* begin Text *
Investing in Art - magda_wang
http://the-easel.com/essays/for-love-or-money-the-merits-of-investing-in-art/
======
lucas_membrane
Insider trading and conflicts of interest are uncontrolled in this market. The
major shows of works of an artist are scheduled long before they are publicly
announced. These shows usually increase the value of works by the artists
selected. The big donors to the museums that hold the shows are the kind of
people who enjoy and buy art and wind up sitting on their boards. It would be
bad enough if they steered the museums to schedule shows of the artists whose
works they hold, but even if they do not hold any, they may have months of
insider knowledge of future shows during which they can acquire some such
works before the show is publicly announced and the market prices of the works
rise.

------
badpun
Tangentally, I don't think "investing" is the right term here. When you invest
in something, you buy/create an asset (like a machine, or stocks in company)
that is creating returns. Meanwhile, buying assets that don't create returns,
with the hope of selling them for more later, is just speculation, not
investing.
* end Text *
In the art investing thread, why does badpun say "investing" is the wrong word for buying art? Answer in one to three sentences. The items that come next are separate from the thread.
* begin Data entries *
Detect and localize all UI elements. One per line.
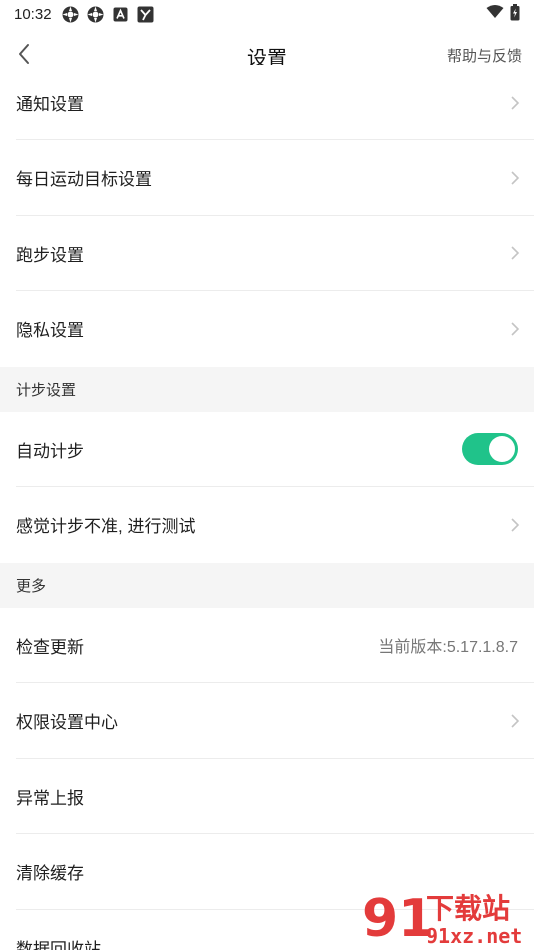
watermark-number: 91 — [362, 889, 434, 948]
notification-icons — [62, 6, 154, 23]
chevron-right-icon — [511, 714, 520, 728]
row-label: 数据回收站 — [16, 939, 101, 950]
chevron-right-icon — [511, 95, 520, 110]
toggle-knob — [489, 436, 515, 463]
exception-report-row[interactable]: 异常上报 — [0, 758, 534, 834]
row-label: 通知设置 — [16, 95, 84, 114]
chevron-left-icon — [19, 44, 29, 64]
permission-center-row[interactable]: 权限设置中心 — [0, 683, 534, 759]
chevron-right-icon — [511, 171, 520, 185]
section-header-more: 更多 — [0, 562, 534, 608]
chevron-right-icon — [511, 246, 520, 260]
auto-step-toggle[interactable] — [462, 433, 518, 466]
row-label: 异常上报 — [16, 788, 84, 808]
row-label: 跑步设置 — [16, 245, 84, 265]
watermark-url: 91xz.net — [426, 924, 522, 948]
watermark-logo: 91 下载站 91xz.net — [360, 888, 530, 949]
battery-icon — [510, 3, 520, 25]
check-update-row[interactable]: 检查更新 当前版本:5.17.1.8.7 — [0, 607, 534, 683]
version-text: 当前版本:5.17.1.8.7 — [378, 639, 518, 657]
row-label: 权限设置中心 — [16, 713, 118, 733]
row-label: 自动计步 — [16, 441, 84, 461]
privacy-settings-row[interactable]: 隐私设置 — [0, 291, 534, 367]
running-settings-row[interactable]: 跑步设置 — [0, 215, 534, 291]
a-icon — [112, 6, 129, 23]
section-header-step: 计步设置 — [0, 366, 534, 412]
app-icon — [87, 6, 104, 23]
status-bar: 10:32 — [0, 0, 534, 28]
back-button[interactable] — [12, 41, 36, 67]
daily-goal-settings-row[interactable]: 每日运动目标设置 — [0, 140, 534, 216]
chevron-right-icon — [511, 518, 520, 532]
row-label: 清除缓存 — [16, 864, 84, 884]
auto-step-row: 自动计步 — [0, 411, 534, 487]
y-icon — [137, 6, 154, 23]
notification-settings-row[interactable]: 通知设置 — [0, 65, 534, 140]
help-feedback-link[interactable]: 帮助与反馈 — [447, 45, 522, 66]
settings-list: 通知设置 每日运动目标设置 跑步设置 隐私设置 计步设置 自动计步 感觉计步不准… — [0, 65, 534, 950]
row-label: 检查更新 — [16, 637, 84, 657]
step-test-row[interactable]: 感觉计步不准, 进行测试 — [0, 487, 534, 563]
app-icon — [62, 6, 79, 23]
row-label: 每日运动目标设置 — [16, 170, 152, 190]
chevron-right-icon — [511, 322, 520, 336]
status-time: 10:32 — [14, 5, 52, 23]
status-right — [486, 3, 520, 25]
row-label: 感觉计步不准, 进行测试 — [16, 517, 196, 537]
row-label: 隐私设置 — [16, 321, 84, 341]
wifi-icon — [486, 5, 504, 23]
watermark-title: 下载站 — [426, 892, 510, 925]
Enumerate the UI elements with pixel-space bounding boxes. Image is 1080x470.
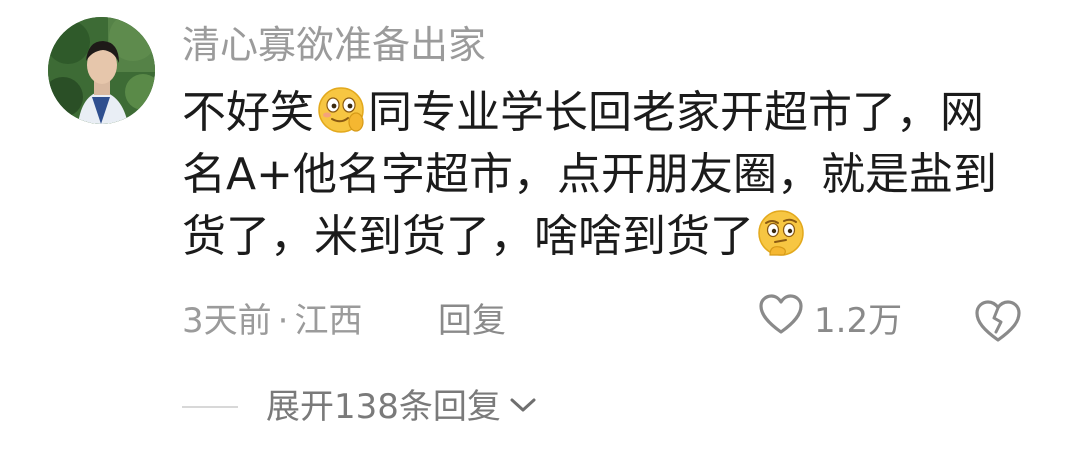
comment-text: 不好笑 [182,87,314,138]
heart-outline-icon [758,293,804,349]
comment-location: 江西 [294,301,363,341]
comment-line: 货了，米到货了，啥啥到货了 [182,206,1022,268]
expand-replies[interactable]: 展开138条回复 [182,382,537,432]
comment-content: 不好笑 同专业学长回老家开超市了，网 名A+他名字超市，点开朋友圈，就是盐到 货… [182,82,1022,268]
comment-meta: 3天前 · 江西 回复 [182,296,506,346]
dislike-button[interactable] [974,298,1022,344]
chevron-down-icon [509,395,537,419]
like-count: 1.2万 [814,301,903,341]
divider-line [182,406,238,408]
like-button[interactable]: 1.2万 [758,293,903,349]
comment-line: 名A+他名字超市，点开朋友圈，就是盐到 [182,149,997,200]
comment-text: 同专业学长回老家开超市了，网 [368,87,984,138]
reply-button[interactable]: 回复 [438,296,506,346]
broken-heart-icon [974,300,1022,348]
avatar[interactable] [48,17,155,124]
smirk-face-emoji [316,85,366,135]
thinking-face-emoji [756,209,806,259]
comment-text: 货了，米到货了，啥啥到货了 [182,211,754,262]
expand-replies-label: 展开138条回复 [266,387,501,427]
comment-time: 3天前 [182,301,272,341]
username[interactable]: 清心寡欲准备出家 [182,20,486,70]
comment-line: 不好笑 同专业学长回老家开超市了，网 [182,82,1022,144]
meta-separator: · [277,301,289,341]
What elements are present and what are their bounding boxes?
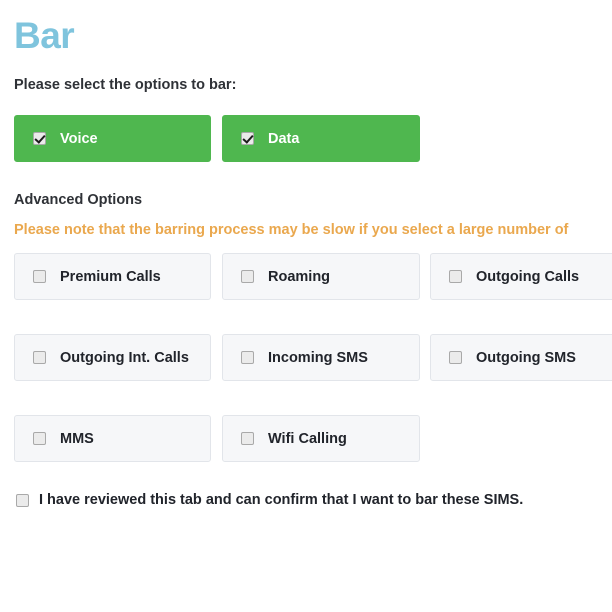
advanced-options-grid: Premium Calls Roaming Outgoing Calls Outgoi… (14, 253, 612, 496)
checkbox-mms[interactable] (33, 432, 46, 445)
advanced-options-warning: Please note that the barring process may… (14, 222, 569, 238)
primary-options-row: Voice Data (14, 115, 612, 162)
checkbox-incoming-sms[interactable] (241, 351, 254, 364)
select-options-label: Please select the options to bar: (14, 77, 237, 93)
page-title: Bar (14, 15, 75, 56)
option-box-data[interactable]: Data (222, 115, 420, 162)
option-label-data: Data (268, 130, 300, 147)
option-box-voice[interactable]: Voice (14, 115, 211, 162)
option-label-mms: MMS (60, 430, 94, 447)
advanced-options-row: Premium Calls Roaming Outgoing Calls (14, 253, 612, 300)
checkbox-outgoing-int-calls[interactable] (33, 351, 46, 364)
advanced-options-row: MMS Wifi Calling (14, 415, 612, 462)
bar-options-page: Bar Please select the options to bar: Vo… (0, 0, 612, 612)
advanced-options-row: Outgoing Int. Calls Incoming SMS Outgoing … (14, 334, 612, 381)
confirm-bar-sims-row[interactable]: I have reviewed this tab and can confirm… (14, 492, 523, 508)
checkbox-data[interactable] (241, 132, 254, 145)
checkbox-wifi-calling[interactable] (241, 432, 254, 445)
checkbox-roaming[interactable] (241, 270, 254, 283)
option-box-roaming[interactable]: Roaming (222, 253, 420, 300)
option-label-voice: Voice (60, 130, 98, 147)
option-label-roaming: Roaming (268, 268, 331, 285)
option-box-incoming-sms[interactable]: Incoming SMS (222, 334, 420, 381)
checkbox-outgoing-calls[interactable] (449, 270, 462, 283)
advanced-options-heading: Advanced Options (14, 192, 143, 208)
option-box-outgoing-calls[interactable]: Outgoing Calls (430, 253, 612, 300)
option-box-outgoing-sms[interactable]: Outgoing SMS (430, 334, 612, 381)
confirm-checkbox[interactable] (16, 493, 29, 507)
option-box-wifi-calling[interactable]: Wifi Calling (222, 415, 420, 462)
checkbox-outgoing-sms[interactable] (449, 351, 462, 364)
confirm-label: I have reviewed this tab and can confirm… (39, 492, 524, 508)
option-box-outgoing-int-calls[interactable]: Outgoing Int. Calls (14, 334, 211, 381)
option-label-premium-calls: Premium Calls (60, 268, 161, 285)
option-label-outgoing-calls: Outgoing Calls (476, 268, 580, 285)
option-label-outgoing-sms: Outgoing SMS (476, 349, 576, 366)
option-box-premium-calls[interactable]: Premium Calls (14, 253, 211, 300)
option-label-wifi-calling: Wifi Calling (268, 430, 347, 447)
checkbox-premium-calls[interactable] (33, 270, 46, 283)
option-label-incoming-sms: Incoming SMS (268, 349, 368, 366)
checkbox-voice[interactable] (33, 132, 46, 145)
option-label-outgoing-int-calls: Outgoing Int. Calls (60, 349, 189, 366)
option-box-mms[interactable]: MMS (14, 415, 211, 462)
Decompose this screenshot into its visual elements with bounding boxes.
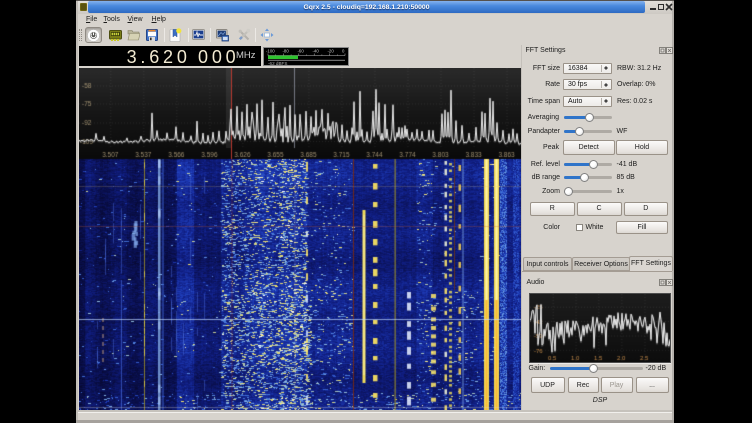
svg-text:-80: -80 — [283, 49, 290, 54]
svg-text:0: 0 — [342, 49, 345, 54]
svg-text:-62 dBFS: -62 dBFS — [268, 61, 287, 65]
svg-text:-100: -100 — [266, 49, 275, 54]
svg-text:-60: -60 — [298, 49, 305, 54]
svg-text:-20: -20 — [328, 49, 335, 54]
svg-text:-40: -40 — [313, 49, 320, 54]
* end Data entries *
Solved problem: Investing means buying or creating an asset that produces returns, like a machine or stock in a company. Art doesn't produce returns, so buying it in the hope of selling it for more later is speculation, not investing.